Work to be completed
Gather all lines from the material that contain the word "Telemarken".

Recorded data
- - - - -

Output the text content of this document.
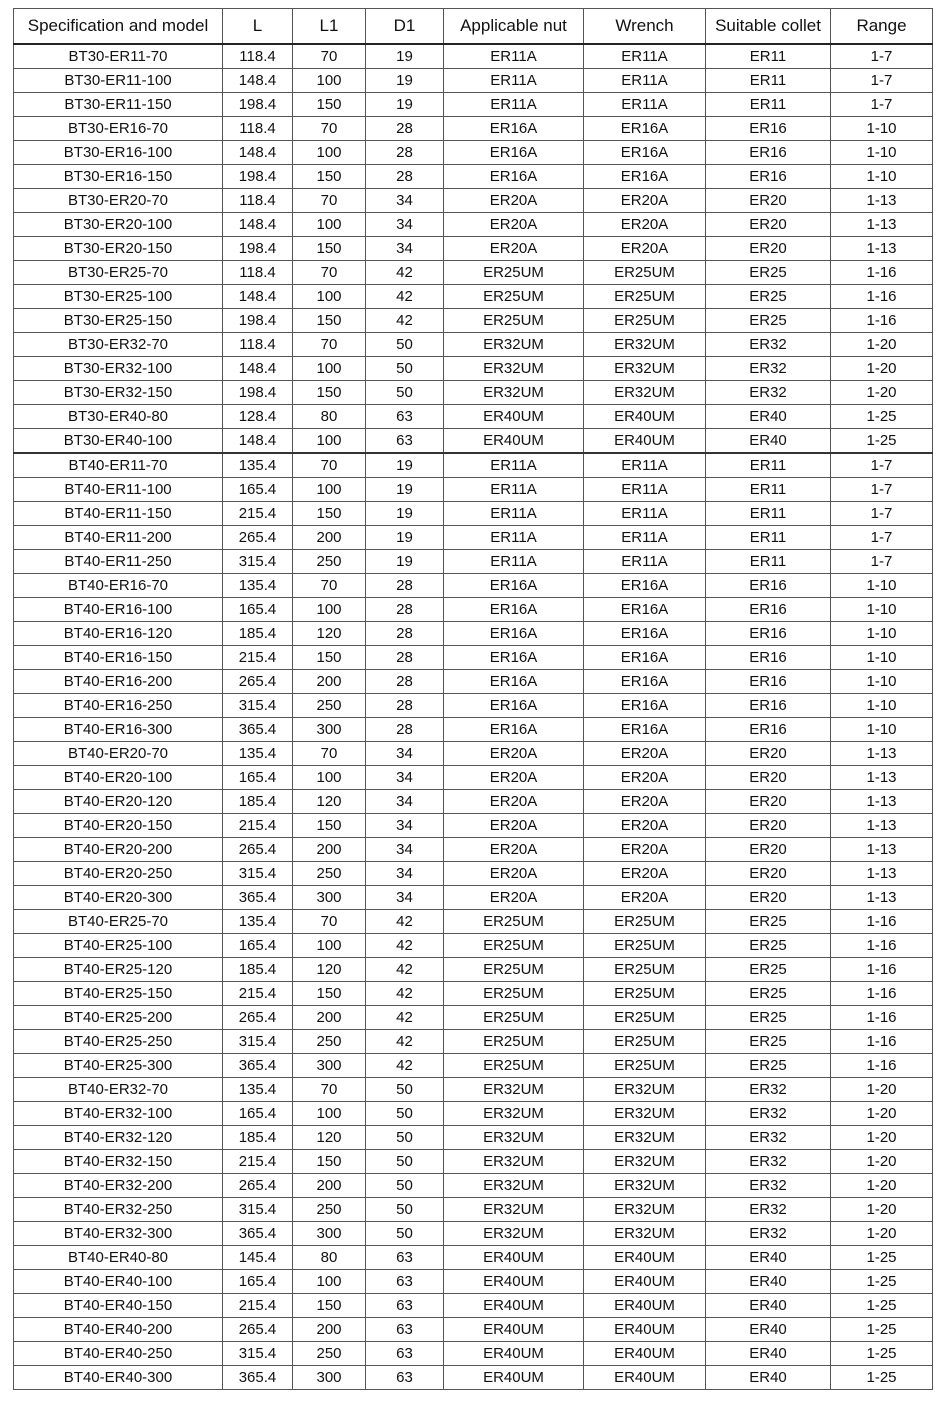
Specification and model	L	L1	D1	Applicable nut	Wrench	Suitable collet	Range
BT30-ER11-70	118.4	70	19	ER11A	ER11A	ER11	1-7
BT30-ER11-100	148.4	100	19	ER11A	ER11A	ER11	1-7
BT30-ER11-150	198.4	150	19	ER11A	ER11A	ER11	1-7
BT30-ER16-70	118.4	70	28	ER16A	ER16A	ER16	1-10
BT30-ER16-100	148.4	100	28	ER16A	ER16A	ER16	1-10
BT30-ER16-150	198.4	150	28	ER16A	ER16A	ER16	1-10
BT30-ER20-70	118.4	70	34	ER20A	ER20A	ER20	1-13
BT30-ER20-100	148.4	100	34	ER20A	ER20A	ER20	1-13
BT30-ER20-150	198.4	150	34	ER20A	ER20A	ER20	1-13
BT30-ER25-70	118.4	70	42	ER25UM	ER25UM	ER25	1-16
BT30-ER25-100	148.4	100	42	ER25UM	ER25UM	ER25	1-16
BT30-ER25-150	198.4	150	42	ER25UM	ER25UM	ER25	1-16
BT30-ER32-70	118.4	70	50	ER32UM	ER32UM	ER32	1-20
BT30-ER32-100	148.4	100	50	ER32UM	ER32UM	ER32	1-20
BT30-ER32-150	198.4	150	50	ER32UM	ER32UM	ER32	1-20
BT30-ER40-80	128.4	80	63	ER40UM	ER40UM	ER40	1-25
BT30-ER40-100	148.4	100	63	ER40UM	ER40UM	ER40	1-25
BT40-ER11-70	135.4	70	19	ER11A	ER11A	ER11	1-7
BT40-ER11-100	165.4	100	19	ER11A	ER11A	ER11	1-7
BT40-ER11-150	215.4	150	19	ER11A	ER11A	ER11	1-7
BT40-ER11-200	265.4	200	19	ER11A	ER11A	ER11	1-7
BT40-ER11-250	315.4	250	19	ER11A	ER11A	ER11	1-7
BT40-ER16-70	135.4	70	28	ER16A	ER16A	ER16	1-10
BT40-ER16-100	165.4	100	28	ER16A	ER16A	ER16	1-10
BT40-ER16-120	185.4	120	28	ER16A	ER16A	ER16	1-10
BT40-ER16-150	215.4	150	28	ER16A	ER16A	ER16	1-10
BT40-ER16-200	265.4	200	28	ER16A	ER16A	ER16	1-10
BT40-ER16-250	315.4	250	28	ER16A	ER16A	ER16	1-10
BT40-ER16-300	365.4	300	28	ER16A	ER16A	ER16	1-10
BT40-ER20-70	135.4	70	34	ER20A	ER20A	ER20	1-13
BT40-ER20-100	165.4	100	34	ER20A	ER20A	ER20	1-13
BT40-ER20-120	185.4	120	34	ER20A	ER20A	ER20	1-13
BT40-ER20-150	215.4	150	34	ER20A	ER20A	ER20	1-13
BT40-ER20-200	265.4	200	34	ER20A	ER20A	ER20	1-13
BT40-ER20-250	315.4	250	34	ER20A	ER20A	ER20	1-13
BT40-ER20-300	365.4	300	34	ER20A	ER20A	ER20	1-13
BT40-ER25-70	135.4	70	42	ER25UM	ER25UM	ER25	1-16
BT40-ER25-100	165.4	100	42	ER25UM	ER25UM	ER25	1-16
BT40-ER25-120	185.4	120	42	ER25UM	ER25UM	ER25	1-16
BT40-ER25-150	215.4	150	42	ER25UM	ER25UM	ER25	1-16
BT40-ER25-200	265.4	200	42	ER25UM	ER25UM	ER25	1-16
BT40-ER25-250	315.4	250	42	ER25UM	ER25UM	ER25	1-16
BT40-ER25-300	365.4	300	42	ER25UM	ER25UM	ER25	1-16
BT40-ER32-70	135.4	70	50	ER32UM	ER32UM	ER32	1-20
BT40-ER32-100	165.4	100	50	ER32UM	ER32UM	ER32	1-20
BT40-ER32-120	185.4	120	50	ER32UM	ER32UM	ER32	1-20
BT40-ER32-150	215.4	150	50	ER32UM	ER32UM	ER32	1-20
BT40-ER32-200	265.4	200	50	ER32UM	ER32UM	ER32	1-20
BT40-ER32-250	315.4	250	50	ER32UM	ER32UM	ER32	1-20
BT40-ER32-300	365.4	300	50	ER32UM	ER32UM	ER32	1-20
BT40-ER40-80	145.4	80	63	ER40UM	ER40UM	ER40	1-25
BT40-ER40-100	165.4	100	63	ER40UM	ER40UM	ER40	1-25
BT40-ER40-150	215.4	150	63	ER40UM	ER40UM	ER40	1-25
BT40-ER40-200	265.4	200	63	ER40UM	ER40UM	ER40	1-25
BT40-ER40-250	315.4	250	63	ER40UM	ER40UM	ER40	1-25
BT40-ER40-300	365.4	300	63	ER40UM	ER40UM	ER40	1-25
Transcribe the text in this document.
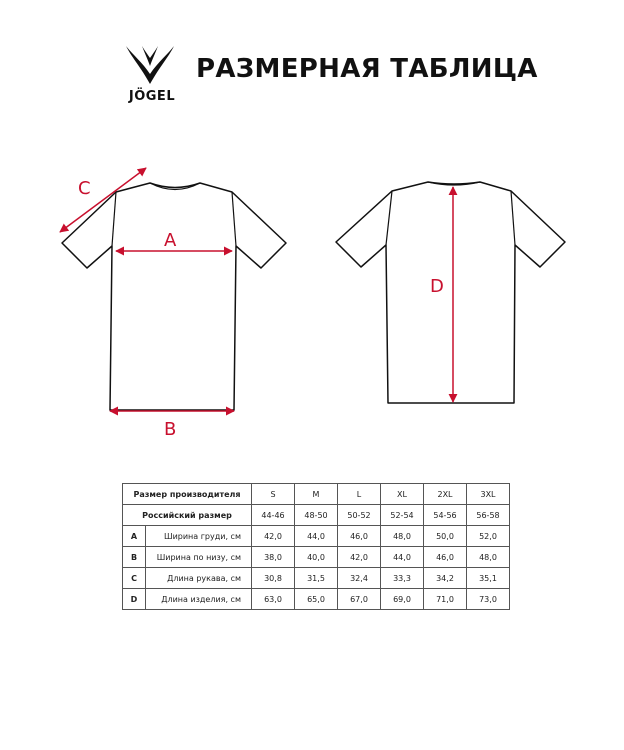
JÖGEL
РАЗМЕРНАЯ ТАБЛИЦА
A
B
C
D
Размер производителя		S	M	L	XL	2XL	3XL
Российский размер		44-46	48-50	50-52	52-54	54-56	56-58
A	Ширина груди, см	42,0	44,0	46,0	48,0	50,0	52,0
B	Ширина по низу, см	38,0	40,0	42,0	44,0	46,0	48,0
C	Длина рукава, см	30,8	31,5	32,4	33,3	34,2	35,1
D	Длина изделия, см	63,0	65,0	67,0	69,0	71,0	73,0
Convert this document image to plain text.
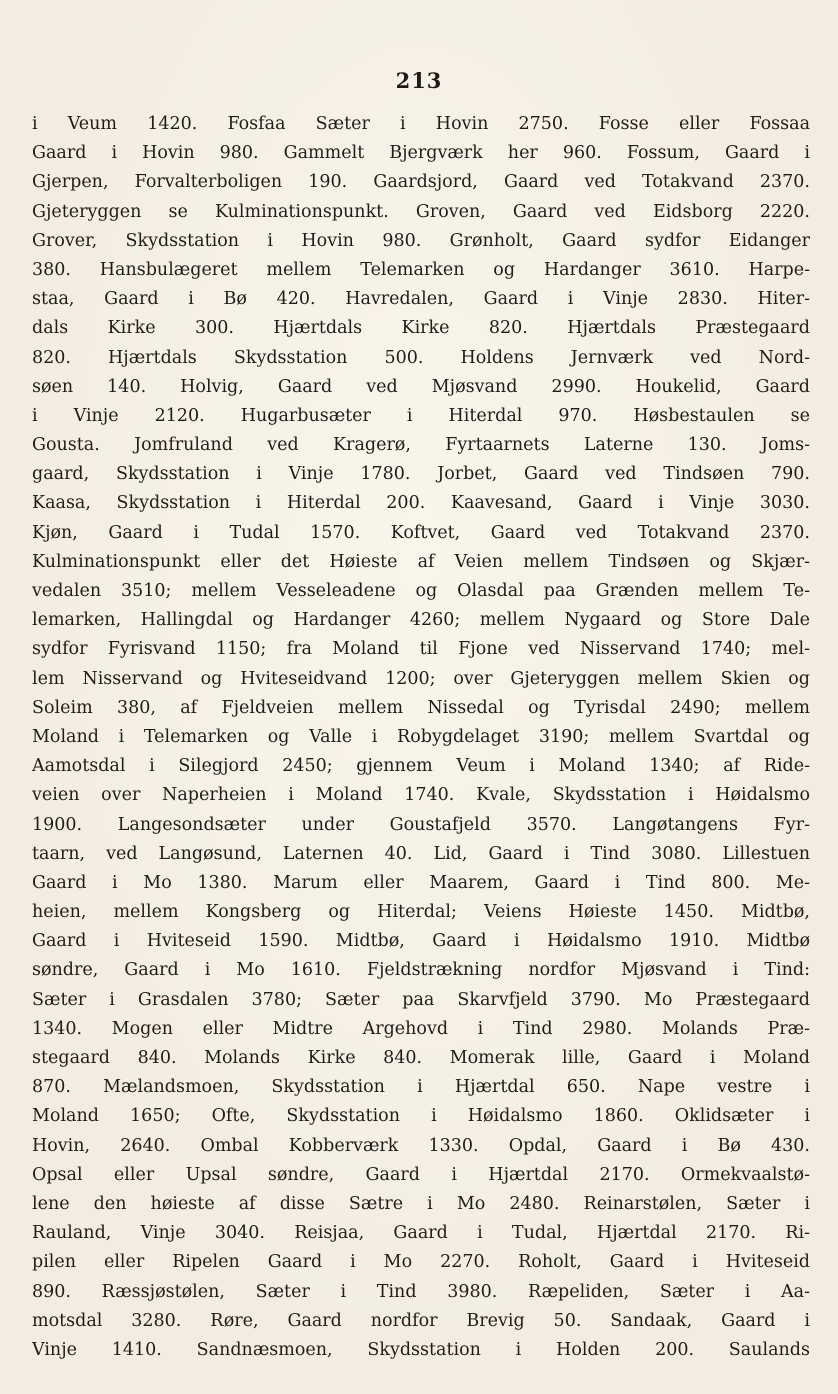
213
i Veum 1420. Fosfaa Sæter i Hovin 2750. Fosse eller Fossaa
Gaard i Hovin 980. Gammelt Bjergværk her 960. Fossum, Gaard i
Gjerpen, Forvalterboligen 190. Gaardsjord, Gaard ved Totakvand 2370.
Gjeteryggen se Kulminationspunkt. Groven, Gaard ved Eidsborg 2220.
Grover, Skydsstation i Hovin 980. Grønholt, Gaard sydfor Eidanger
380. Hansbulægeret mellem Telemarken og Hardanger 3610. Harpe-
staa, Gaard i Bø 420. Havredalen, Gaard i Vinje 2830. Hiter-
dals Kirke 300. Hjærtdals Kirke 820. Hjærtdals Præstegaard
820. Hjærtdals Skydsstation 500. Holdens Jernværk ved Nord-
søen 140. Holvig, Gaard ved Mjøsvand 2990. Houkelid, Gaard
i Vinje 2120. Hugarbusæter i Hiterdal 970. Høsbestaulen se
Gousta. Jomfruland ved Kragerø, Fyrtaarnets Laterne 130. Joms-
gaard, Skydsstation i Vinje 1780. Jorbet, Gaard ved Tindsøen 790.
Kaasa, Skydsstation i Hiterdal 200. Kaavesand, Gaard i Vinje 3030.
Kjøn, Gaard i Tudal 1570. Koftvet, Gaard ved Totakvand 2370.
Kulminationspunkt eller det Høieste af Veien mellem Tindsøen og Skjær-
vedalen 3510; mellem Vesseleadene og Olasdal paa Grænden mellem Te-
lemarken, Hallingdal og Hardanger 4260; mellem Nygaard og Store Dale
sydfor Fyrisvand 1150; fra Moland til Fjone ved Nisservand 1740; mel-
lem Nisservand og Hviteseidvand 1200; over Gjeteryggen mellem Skien og
Soleim 380, af Fjeldveien mellem Nissedal og Tyrisdal 2490; mellem
Moland i Telemarken og Valle i Robygdelaget 3190; mellem Svartdal og
Aamotsdal i Silegjord 2450; gjennem Veum i Moland 1340; af Ride-
veien over Naperheien i Moland 1740. Kvale, Skydsstation i Høidalsmo
1900. Langesondsæter under Goustafjeld 3570. Langøtangens Fyr-
taarn, ved Langøsund, Laternen 40. Lid, Gaard i Tind 3080. Lillestuen
Gaard i Mo 1380. Marum eller Maarem, Gaard i Tind 800. Me-
heien, mellem Kongsberg og Hiterdal; Veiens Høieste 1450. Midtbø,
Gaard i Hviteseid 1590. Midtbø, Gaard i Høidalsmo 1910. Midtbø
søndre, Gaard i Mo 1610. Fjeldstrækning nordfor Mjøsvand i Tind:
Sæter i Grasdalen 3780; Sæter paa Skarvfjeld 3790. Mo Præstegaard
1340. Mogen eller Midtre Argehovd i Tind 2980. Molands Præ-
stegaard 840. Molands Kirke 840. Momerak lille, Gaard i Moland
870. Mælandsmoen, Skydsstation i Hjærtdal 650. Nape vestre i
Moland 1650; Ofte, Skydsstation i Høidalsmo 1860. Oklidsæter i
Hovin, 2640. Ombal Kobberværk 1330. Opdal, Gaard i Bø 430.
Opsal eller Upsal søndre, Gaard i Hjærtdal 2170. Ormekvaalstø-
lene den høieste af disse Sætre i Mo 2480. Reinarstølen, Sæter i
Rauland, Vinje 3040. Reisjaa, Gaard i Tudal, Hjærtdal 2170. Ri-
pilen eller Ripelen Gaard i Mo 2270. Roholt, Gaard i Hviteseid
890. Ræssjøstølen, Sæter i Tind 3980. Ræpeliden, Sæter i Aa-
motsdal 3280. Røre, Gaard nordfor Brevig 50. Sandaak, Gaard i
Vinje 1410. Sandnæsmoen, Skydsstation i Holden 200. Saulands
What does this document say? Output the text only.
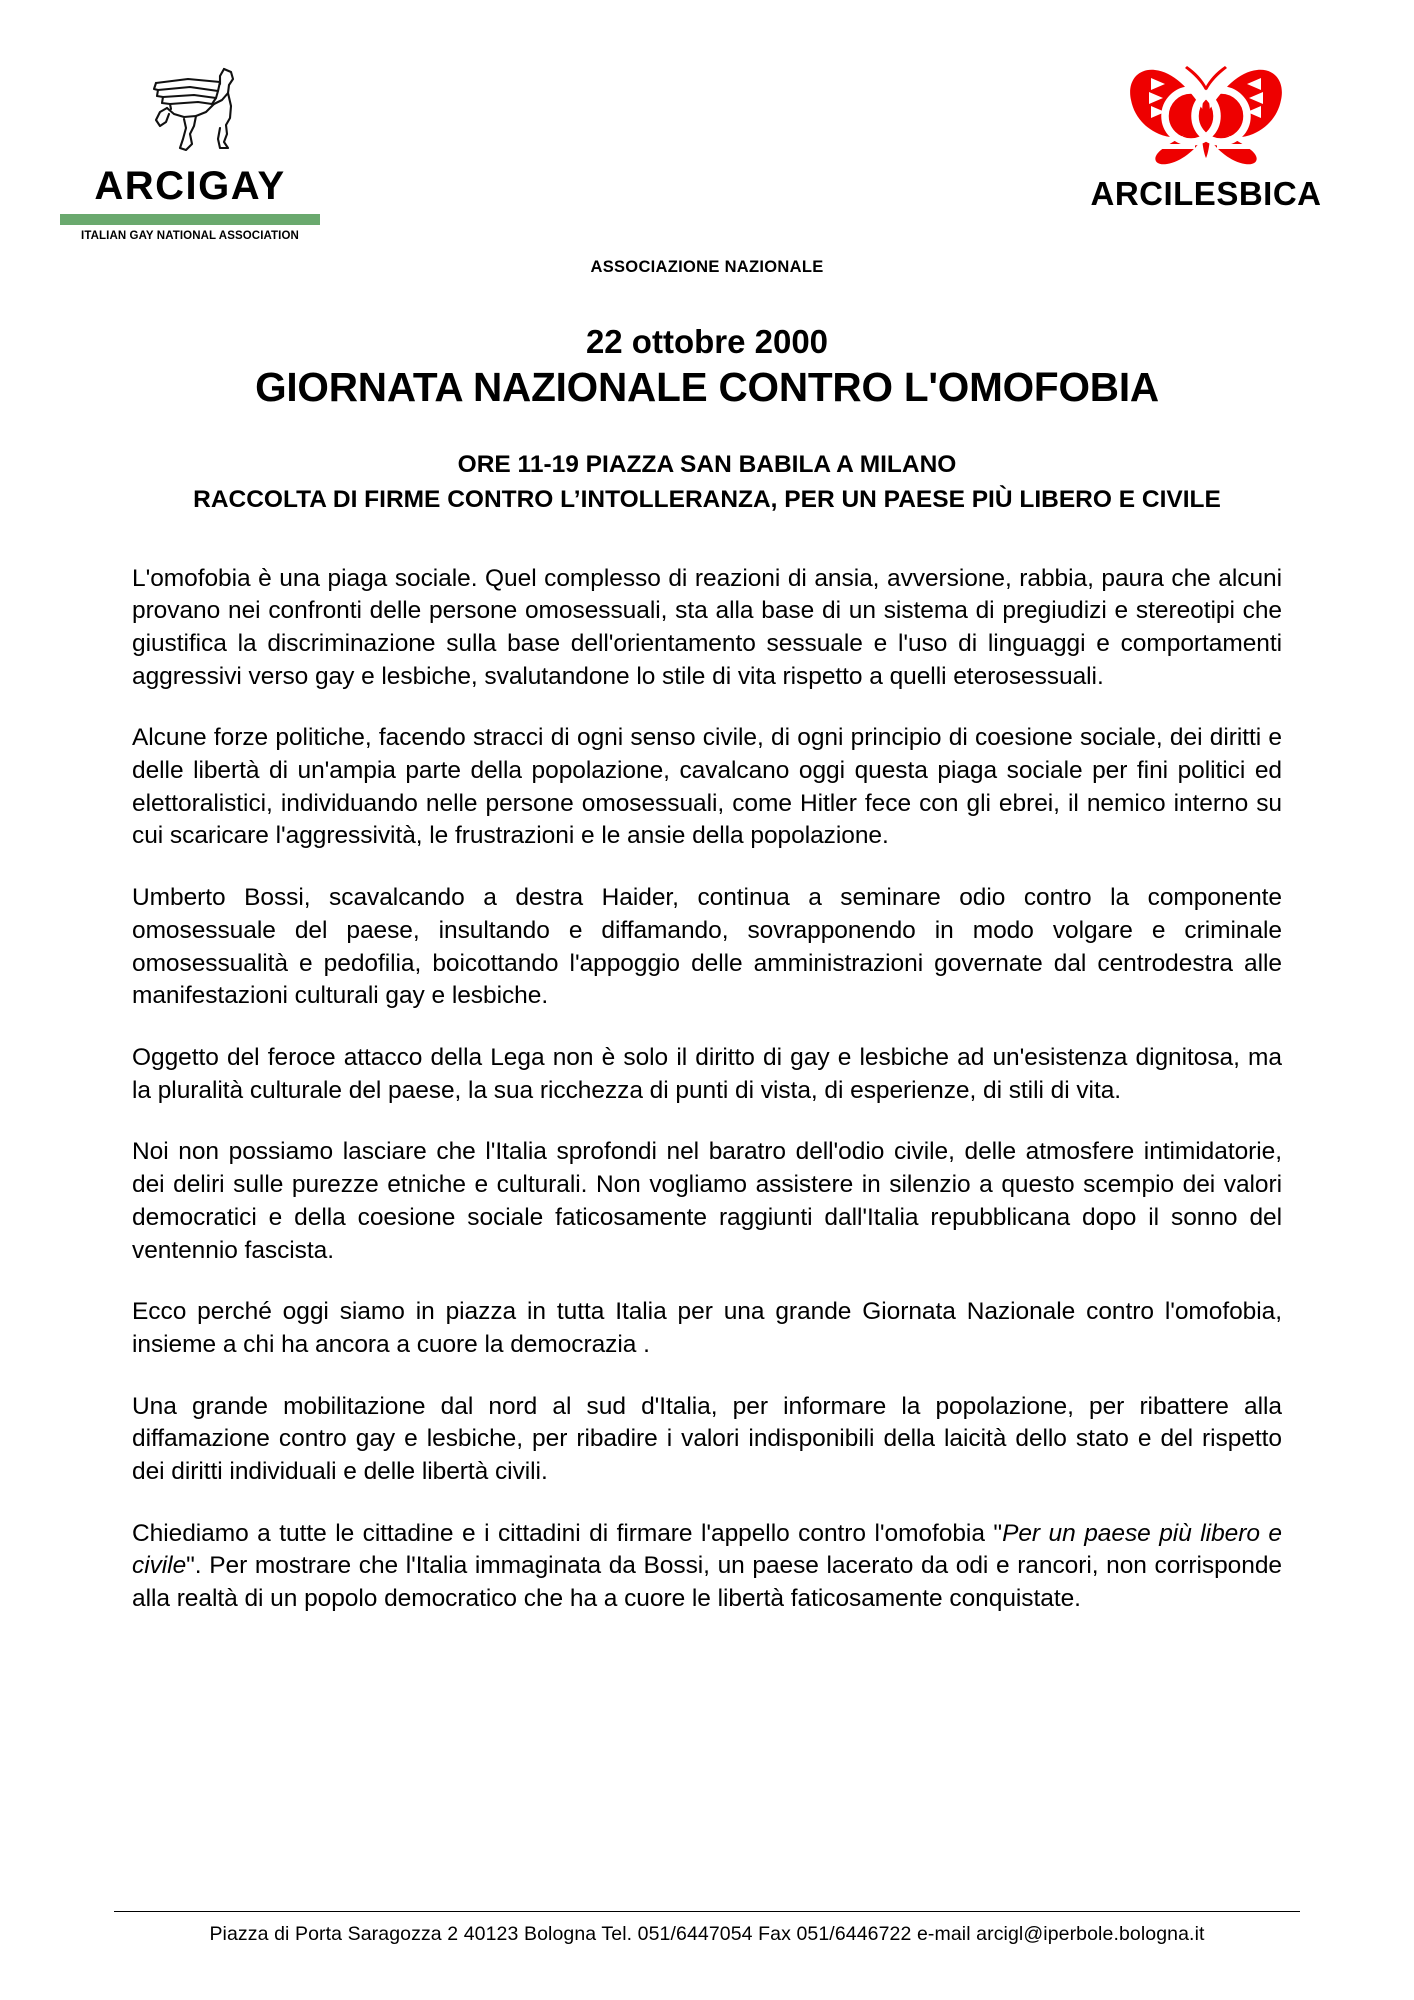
ARCIGAY
ITALIAN GAY NATIONAL ASSOCIATION
ASSOCIAZIONE NAZIONALE
ARCILESBICA
22 ottobre 2000
GIORNATA NAZIONALE CONTRO L'OMOFOBIA
ORE 11-19 PIAZZA SAN BABILA A MILANO
RACCOLTA DI FIRME CONTRO L’INTOLLERANZA, PER UN PAESE PIÙ LIBERO E CIVILE

L'omofobia è una piaga sociale. Quel complesso di reazioni di ansia, avversione, rabbia, paura che alcuni provano nei confronti delle persone omosessuali, sta alla base di un sistema di pregiudizi e stereotipi che giustifica la discriminazione sulla base dell'orientamento sessuale e l'uso di linguaggi e comportamenti aggressivi verso gay e lesbiche, svalutandone lo stile di vita rispetto a quelli eterosessuali.

Alcune forze politiche, facendo stracci di ogni senso civile, di ogni principio di coesione sociale, dei diritti e delle libertà di un'ampia parte della popolazione, cavalcano oggi questa piaga sociale per fini politici ed elettoralistici, individuando nelle persone omosessuali, come Hitler fece con gli ebrei, il nemico interno su cui scaricare l'aggressività, le frustrazioni e le ansie della popolazione.

Umberto Bossi, scavalcando a destra Haider, continua a seminare odio contro la componente omosessuale del paese, insultando e diffamando, sovrapponendo in modo volgare e criminale omosessualità e pedofilia, boicottando l'appoggio delle amministrazioni governate dal centrodestra alle manifestazioni culturali gay e lesbiche.

Oggetto del feroce attacco della Lega non è solo il diritto di gay e lesbiche ad un'esistenza dignitosa, ma la pluralità culturale del paese, la sua ricchezza di punti di vista, di esperienze, di stili di vita.

Noi non possiamo lasciare che l'Italia sprofondi nel baratro dell'odio civile, delle atmosfere intimidatorie, dei deliri sulle purezze etniche e culturali. Non vogliamo assistere in silenzio a questo scempio dei valori democratici e della coesione sociale faticosamente raggiunti dall'Italia repubblicana dopo il sonno del ventennio fascista.

Ecco perché oggi siamo in piazza in tutta Italia per una grande Giornata Nazionale contro l'omofobia, insieme a chi ha ancora a cuore la democrazia .

Una grande mobilitazione dal nord al sud d'Italia, per informare la popolazione, per ribattere alla diffamazione contro gay e lesbiche, per ribadire i valori indisponibili della laicità dello stato e del rispetto dei diritti individuali e delle libertà civili.

Chiediamo a tutte le cittadine e i cittadini di firmare l'appello contro l'omofobia "Per un paese più libero e civile". Per mostrare che l'Italia immaginata da Bossi, un paese lacerato da odi e rancori, non corrisponde alla realtà di un popolo democratico che ha a cuore le libertà faticosamente conquistate.

Piazza di Porta Saragozza 2 40123 Bologna Tel. 051/6447054 Fax 051/6446722 e-mail arcigl@iperbole.bologna.it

- - - - -

Response for this exercise
380. Hansbulægeret mellem Telemarken og Hardanger 3610. Harpe-
Moland i Telemarken og Valle i Robygdelaget 3190; mellem Svartdal og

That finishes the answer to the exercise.